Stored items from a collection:
* * *
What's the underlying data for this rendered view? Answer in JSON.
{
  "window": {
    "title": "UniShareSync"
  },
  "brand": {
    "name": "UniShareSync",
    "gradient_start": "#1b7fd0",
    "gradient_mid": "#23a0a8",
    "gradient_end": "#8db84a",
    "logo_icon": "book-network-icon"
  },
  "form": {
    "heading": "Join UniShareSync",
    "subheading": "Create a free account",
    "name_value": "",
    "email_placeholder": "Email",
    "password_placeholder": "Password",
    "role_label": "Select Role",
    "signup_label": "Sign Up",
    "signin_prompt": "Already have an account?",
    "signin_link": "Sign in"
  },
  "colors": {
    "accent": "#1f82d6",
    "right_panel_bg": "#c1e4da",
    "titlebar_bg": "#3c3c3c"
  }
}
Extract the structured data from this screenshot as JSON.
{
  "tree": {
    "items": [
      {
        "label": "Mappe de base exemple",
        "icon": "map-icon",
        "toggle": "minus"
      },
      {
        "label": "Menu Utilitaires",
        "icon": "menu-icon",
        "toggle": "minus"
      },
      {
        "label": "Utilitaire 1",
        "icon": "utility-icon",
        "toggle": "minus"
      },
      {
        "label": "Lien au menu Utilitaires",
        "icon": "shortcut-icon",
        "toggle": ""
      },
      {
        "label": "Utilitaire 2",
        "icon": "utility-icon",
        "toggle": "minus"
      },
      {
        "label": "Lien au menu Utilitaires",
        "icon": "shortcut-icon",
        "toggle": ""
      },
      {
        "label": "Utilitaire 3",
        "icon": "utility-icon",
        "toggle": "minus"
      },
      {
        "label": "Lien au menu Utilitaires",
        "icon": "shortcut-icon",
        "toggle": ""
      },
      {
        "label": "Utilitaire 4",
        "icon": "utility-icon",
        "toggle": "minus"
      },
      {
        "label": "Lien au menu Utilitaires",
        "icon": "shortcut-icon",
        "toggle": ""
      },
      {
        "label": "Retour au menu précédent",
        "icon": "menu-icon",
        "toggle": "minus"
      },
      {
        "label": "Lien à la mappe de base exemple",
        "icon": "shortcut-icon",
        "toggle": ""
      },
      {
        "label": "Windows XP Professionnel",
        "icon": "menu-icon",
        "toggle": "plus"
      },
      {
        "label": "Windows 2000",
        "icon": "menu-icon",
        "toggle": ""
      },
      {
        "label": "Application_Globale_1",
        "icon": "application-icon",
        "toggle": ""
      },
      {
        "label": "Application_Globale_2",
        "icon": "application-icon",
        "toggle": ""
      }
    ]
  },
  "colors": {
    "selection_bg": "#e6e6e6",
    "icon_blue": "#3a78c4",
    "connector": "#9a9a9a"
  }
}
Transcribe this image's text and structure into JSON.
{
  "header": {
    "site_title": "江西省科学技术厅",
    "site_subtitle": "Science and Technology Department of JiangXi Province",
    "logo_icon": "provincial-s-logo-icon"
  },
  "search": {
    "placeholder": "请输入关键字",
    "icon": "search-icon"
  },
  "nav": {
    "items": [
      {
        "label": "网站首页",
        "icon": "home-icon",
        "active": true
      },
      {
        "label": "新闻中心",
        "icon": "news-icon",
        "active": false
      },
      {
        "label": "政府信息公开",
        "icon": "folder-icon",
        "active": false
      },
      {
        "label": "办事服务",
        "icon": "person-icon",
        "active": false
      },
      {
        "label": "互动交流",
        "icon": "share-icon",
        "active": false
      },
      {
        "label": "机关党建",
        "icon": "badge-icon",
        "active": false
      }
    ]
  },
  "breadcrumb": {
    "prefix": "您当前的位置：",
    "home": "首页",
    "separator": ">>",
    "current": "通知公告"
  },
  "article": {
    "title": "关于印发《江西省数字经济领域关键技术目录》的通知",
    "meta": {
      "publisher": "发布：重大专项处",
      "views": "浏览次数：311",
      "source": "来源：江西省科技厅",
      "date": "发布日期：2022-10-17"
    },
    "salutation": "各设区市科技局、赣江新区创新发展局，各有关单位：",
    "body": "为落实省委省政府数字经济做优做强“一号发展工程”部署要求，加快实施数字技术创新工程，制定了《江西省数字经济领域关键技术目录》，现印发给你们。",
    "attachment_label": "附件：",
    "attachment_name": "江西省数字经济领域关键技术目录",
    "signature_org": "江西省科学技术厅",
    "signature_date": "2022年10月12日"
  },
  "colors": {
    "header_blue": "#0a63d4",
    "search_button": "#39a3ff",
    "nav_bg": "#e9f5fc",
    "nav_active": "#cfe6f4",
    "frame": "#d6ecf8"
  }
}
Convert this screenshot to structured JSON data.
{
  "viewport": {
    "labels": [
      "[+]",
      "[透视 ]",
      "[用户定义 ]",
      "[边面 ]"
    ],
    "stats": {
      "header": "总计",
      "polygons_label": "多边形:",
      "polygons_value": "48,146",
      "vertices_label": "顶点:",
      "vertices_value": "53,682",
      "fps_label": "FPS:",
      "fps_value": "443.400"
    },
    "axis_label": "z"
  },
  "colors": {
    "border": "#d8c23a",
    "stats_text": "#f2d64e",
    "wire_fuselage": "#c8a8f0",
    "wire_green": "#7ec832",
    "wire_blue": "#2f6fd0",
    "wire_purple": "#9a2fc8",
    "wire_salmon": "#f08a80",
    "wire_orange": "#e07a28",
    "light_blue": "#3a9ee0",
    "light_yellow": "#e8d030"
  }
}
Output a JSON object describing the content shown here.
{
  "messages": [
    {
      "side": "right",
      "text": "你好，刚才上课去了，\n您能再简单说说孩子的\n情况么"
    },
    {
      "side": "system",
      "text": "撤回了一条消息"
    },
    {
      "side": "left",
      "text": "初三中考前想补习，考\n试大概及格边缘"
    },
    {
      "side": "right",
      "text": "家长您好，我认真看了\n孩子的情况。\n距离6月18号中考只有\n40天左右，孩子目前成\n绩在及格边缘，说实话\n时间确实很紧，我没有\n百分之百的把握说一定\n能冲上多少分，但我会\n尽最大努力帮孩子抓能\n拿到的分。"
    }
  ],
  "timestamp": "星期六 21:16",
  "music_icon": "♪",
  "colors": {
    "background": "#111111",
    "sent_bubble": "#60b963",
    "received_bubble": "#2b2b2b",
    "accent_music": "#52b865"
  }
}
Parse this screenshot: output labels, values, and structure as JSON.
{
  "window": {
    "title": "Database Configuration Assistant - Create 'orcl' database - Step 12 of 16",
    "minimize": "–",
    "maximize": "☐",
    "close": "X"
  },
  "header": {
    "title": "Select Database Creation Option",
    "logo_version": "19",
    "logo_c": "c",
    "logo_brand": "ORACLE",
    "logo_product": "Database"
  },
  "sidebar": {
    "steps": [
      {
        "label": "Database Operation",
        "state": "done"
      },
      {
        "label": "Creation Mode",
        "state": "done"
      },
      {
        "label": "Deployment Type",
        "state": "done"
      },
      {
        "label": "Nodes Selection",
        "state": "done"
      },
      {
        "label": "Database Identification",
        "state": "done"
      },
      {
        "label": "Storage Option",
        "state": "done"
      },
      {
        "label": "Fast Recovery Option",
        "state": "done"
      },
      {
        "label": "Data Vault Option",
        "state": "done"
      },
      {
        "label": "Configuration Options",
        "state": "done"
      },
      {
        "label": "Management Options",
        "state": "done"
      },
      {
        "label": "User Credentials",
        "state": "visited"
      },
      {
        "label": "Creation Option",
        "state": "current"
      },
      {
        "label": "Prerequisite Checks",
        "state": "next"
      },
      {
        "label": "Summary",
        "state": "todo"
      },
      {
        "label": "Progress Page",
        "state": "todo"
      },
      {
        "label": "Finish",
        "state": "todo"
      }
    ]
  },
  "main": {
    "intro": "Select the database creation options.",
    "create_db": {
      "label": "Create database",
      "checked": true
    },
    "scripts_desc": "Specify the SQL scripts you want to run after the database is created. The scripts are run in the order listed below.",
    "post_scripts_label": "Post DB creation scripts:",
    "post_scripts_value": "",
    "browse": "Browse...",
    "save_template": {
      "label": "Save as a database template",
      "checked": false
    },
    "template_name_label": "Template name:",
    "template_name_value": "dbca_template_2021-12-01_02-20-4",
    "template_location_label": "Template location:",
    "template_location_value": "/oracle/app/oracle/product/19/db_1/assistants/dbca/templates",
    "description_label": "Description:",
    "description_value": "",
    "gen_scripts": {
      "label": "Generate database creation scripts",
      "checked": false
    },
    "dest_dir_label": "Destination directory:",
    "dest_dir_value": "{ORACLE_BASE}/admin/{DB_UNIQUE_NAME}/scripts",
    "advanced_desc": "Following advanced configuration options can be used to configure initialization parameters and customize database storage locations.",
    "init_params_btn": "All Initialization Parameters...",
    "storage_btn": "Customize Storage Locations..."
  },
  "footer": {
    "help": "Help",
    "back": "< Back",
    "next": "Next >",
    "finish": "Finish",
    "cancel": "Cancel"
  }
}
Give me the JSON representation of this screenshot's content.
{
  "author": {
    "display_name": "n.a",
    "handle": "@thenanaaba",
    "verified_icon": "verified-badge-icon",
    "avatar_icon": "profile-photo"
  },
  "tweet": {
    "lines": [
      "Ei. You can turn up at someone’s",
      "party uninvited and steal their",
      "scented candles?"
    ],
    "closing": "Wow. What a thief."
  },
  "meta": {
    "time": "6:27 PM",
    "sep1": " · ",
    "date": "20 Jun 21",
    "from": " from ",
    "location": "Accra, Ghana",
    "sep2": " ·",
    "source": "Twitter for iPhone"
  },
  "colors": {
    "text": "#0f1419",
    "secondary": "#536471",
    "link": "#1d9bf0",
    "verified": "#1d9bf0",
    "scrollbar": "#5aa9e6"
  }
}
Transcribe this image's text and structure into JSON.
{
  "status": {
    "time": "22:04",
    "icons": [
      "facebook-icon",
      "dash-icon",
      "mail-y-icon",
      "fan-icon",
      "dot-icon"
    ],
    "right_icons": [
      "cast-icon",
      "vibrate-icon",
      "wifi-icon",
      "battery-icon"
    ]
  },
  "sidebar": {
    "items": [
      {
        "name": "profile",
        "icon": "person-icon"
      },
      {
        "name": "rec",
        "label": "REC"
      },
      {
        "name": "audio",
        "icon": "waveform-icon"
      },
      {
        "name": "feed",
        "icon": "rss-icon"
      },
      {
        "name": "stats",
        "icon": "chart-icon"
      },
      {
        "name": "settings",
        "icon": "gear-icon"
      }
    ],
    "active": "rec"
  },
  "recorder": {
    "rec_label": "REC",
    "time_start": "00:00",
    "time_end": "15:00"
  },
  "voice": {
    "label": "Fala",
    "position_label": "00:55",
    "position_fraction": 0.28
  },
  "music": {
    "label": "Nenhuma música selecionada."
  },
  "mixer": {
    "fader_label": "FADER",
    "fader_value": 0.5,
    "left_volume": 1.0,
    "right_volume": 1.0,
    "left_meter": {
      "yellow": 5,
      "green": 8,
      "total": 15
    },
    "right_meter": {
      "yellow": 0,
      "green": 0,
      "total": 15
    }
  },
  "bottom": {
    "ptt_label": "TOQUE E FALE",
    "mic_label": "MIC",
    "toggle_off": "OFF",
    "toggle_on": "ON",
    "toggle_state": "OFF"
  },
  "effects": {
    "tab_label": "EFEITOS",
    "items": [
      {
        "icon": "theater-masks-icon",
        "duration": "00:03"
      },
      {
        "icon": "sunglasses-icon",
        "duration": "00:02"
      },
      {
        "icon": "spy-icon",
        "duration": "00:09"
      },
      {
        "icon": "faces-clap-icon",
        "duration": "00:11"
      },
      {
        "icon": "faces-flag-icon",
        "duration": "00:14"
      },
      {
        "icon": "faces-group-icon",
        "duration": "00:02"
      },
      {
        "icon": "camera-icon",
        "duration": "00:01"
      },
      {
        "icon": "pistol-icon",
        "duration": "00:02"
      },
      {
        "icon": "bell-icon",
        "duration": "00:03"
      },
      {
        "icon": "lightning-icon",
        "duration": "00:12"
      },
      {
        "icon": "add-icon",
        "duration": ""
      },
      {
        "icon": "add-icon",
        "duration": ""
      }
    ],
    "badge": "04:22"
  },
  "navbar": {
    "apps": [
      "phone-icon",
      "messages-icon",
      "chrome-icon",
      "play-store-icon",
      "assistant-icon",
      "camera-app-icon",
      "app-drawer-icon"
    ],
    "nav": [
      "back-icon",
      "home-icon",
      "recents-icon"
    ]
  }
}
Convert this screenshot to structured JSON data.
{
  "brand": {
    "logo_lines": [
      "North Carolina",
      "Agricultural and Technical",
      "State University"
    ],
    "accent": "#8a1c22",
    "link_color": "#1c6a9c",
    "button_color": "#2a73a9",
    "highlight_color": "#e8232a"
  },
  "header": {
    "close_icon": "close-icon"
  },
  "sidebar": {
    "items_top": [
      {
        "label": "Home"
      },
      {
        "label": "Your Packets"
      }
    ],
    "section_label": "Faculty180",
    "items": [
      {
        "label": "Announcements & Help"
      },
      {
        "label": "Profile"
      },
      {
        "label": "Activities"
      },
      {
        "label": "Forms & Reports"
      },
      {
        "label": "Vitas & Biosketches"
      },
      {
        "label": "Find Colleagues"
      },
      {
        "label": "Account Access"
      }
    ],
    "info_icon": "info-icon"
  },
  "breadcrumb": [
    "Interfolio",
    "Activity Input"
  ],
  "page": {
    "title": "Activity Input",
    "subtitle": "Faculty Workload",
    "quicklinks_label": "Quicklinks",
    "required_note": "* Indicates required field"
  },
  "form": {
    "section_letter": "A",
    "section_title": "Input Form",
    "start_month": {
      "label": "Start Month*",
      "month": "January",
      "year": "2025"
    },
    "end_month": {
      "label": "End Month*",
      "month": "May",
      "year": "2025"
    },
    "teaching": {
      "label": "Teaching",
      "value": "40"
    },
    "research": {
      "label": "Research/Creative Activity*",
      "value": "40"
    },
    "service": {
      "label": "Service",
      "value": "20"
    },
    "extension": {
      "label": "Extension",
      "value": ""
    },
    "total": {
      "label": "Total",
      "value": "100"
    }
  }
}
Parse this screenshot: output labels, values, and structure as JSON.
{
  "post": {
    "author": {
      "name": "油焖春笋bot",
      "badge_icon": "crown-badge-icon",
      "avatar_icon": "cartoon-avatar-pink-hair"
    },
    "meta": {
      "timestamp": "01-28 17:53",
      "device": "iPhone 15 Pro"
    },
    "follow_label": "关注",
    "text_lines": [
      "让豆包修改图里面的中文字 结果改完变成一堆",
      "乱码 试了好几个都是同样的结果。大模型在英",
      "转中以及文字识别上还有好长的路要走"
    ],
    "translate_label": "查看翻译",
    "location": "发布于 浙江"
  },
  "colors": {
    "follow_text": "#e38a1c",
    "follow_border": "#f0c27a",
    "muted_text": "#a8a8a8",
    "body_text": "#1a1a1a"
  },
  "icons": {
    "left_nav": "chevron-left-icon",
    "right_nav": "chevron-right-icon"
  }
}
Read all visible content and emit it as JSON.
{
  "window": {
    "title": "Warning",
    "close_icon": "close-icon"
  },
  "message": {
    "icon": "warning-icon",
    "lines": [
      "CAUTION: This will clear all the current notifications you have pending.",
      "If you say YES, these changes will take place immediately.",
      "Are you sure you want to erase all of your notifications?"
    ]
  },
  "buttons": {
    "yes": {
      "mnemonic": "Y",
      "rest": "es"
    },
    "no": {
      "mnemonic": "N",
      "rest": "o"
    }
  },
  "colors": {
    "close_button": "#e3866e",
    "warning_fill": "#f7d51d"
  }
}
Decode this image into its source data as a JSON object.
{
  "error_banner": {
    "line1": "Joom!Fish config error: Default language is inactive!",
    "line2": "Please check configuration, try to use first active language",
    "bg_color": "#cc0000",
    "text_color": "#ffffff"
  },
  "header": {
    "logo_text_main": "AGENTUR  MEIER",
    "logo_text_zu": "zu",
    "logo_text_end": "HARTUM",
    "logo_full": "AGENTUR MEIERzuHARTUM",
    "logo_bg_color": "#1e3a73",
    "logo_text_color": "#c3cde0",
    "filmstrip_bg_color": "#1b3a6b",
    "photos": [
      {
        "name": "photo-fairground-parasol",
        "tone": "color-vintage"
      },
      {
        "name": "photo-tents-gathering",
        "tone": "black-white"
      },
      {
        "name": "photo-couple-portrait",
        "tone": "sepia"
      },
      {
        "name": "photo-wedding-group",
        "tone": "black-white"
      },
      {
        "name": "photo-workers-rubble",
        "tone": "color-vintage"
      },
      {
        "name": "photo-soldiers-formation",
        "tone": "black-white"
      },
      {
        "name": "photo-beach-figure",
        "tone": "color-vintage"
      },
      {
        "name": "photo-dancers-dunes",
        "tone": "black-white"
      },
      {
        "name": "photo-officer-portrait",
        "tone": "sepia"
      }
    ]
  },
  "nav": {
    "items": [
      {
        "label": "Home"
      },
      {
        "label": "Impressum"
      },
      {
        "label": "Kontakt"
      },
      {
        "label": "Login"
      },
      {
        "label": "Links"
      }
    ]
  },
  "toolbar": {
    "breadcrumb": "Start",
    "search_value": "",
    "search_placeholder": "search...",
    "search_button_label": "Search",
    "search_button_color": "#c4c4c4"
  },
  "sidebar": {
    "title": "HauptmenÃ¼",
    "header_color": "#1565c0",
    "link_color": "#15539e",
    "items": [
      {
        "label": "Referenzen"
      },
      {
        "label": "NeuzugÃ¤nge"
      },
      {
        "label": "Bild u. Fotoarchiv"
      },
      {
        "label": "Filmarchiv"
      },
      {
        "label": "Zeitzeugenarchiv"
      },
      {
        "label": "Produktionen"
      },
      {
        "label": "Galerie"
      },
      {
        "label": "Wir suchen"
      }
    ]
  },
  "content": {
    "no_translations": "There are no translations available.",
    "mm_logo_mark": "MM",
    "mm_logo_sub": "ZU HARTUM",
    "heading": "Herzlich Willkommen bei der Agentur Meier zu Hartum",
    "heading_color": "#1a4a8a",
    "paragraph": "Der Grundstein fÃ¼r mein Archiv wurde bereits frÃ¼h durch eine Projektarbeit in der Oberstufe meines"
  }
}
* * *
Written request: In the listing above, find each line with the word "language" and copy it.

Response:
    "line1": "Joom!Fish config error: Default language is inactive!",
    "line2": "Please check configuration, try to use first active language",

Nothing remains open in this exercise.